(Work to be completed):
Transcribe the listing that follows in full, omitting pictures.

(Supplied material):
====
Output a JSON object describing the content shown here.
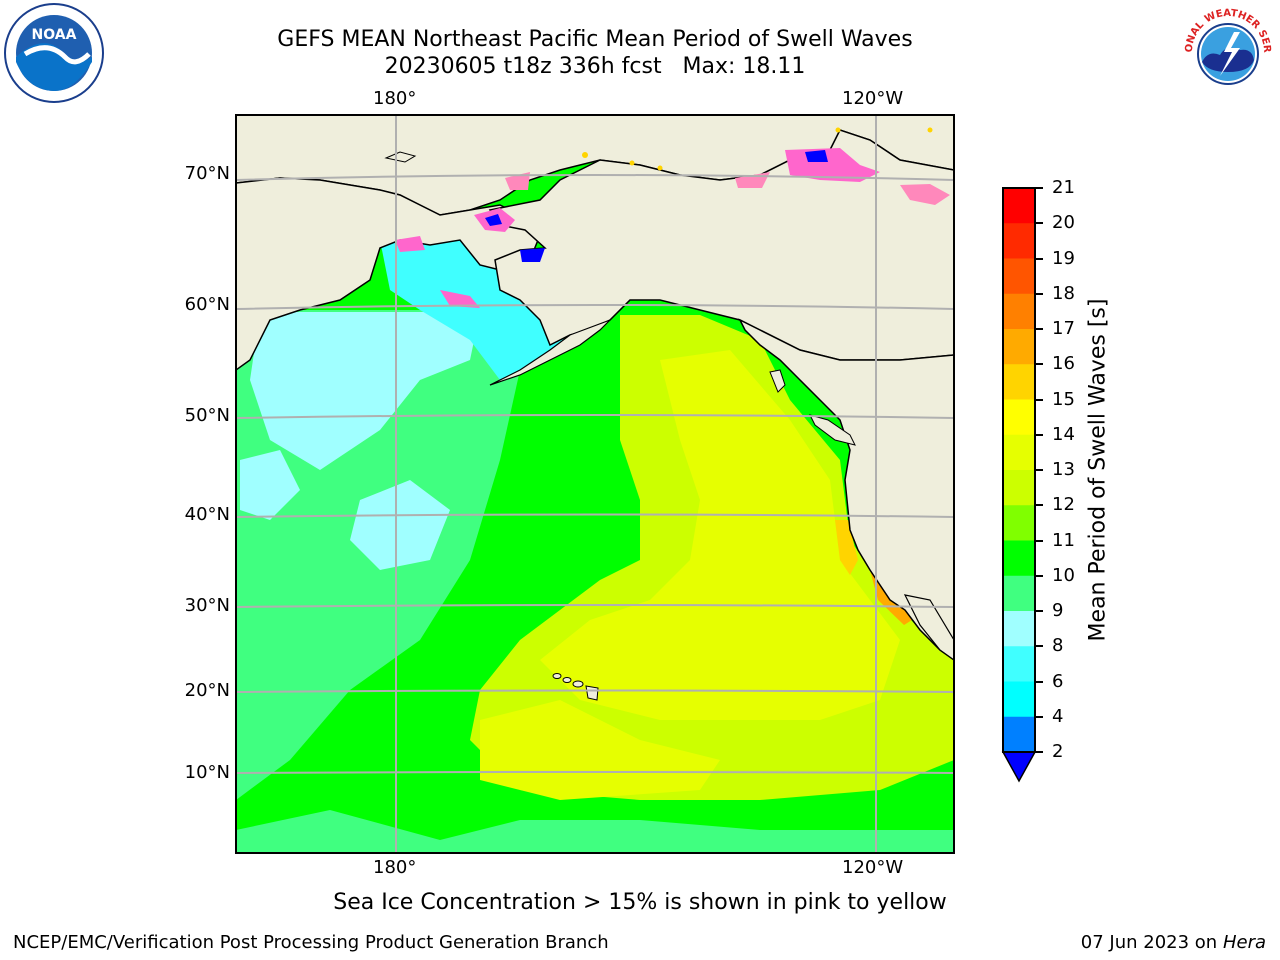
{
  "title_line1": "GEFS MEAN Northeast Pacific Mean Period of Swell Waves",
  "title_line2": "20230605 t18z 336h fcst   Max: 18.11",
  "map": {
    "lat_labels": [
      "70°N",
      "60°N",
      "50°N",
      "40°N",
      "30°N",
      "20°N",
      "10°N"
    ],
    "lon_top": [
      "180°",
      "120°W"
    ],
    "lon_bottom": [
      "180°",
      "120°W"
    ],
    "colors": {
      "land": "#efeedc",
      "grid": "#b0b0b0",
      "coast": "#000000"
    }
  },
  "colorbar": {
    "label": "Mean Period of Swell Waves [s]",
    "ticks": [
      "21",
      "20",
      "19",
      "18",
      "17",
      "16",
      "15",
      "14",
      "13",
      "12",
      "11",
      "10",
      "9",
      "8",
      "6",
      "4",
      "2"
    ],
    "colors": [
      "#ff0000",
      "#ff2a00",
      "#ff5500",
      "#ff8000",
      "#ffaa00",
      "#ffd400",
      "#ffff00",
      "#e6ff00",
      "#ccff00",
      "#80ff00",
      "#00ff00",
      "#40ff80",
      "#a0ffff",
      "#40ffff",
      "#00ffff",
      "#0080ff",
      "#0000ff"
    ]
  },
  "caption": "Sea Ice Concentration > 15% is shown in pink to yellow",
  "credit_left": "NCEP/EMC/Verification Post Processing Product Generation Branch",
  "credit_right_date": "07 Jun 2023 on",
  "credit_right_host": "Hera",
  "logos": {
    "noaa": "NOAA",
    "nws": "NATIONAL WEATHER SERVICE"
  }
}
====
(Full response):
Output a JSON object describing the content shown here.
{
  "title_line1": "GEFS MEAN Northeast Pacific Mean Period of Swell Waves",
  "title_line2": "20230605 t18z 336h fcst   Max: 18.11",
  "map": {
    "lat_labels": [
      "70°N",
      "60°N",
      "50°N",
      "40°N",
      "30°N",
      "20°N",
      "10°N"
    ],
    "lon_top": [
      "180°",
      "120°W"
    ],
    "lon_bottom": [
      "180°",
      "120°W"
    ],
    "colors": {
      "land": "#efeedc",
      "grid": "#b0b0b0",
      "coast": "#000000"
    }
  },
  "colorbar": {
    "label": "Mean Period of Swell Waves [s]",
    "ticks": [
      "21",
      "20",
      "19",
      "18",
      "17",
      "16",
      "15",
      "14",
      "13",
      "12",
      "11",
      "10",
      "9",
      "8",
      "6",
      "4",
      "2"
    ],
    "colors": [
      "#ff0000",
      "#ff2a00",
      "#ff5500",
      "#ff8000",
      "#ffaa00",
      "#ffd400",
      "#ffff00",
      "#e6ff00",
      "#ccff00",
      "#80ff00",
      "#00ff00",
      "#40ff80",
      "#a0ffff",
      "#40ffff",
      "#00ffff",
      "#0080ff",
      "#0000ff"
    ]
  },
  "caption": "Sea Ice Concentration > 15% is shown in pink to yellow",
  "credit_left": "NCEP/EMC/Verification Post Processing Product Generation Branch",
  "credit_right_date": "07 Jun 2023 on",
  "credit_right_host": "Hera",
  "logos": {
    "noaa": "NOAA",
    "nws": "NATIONAL WEATHER SERVICE"
  }
}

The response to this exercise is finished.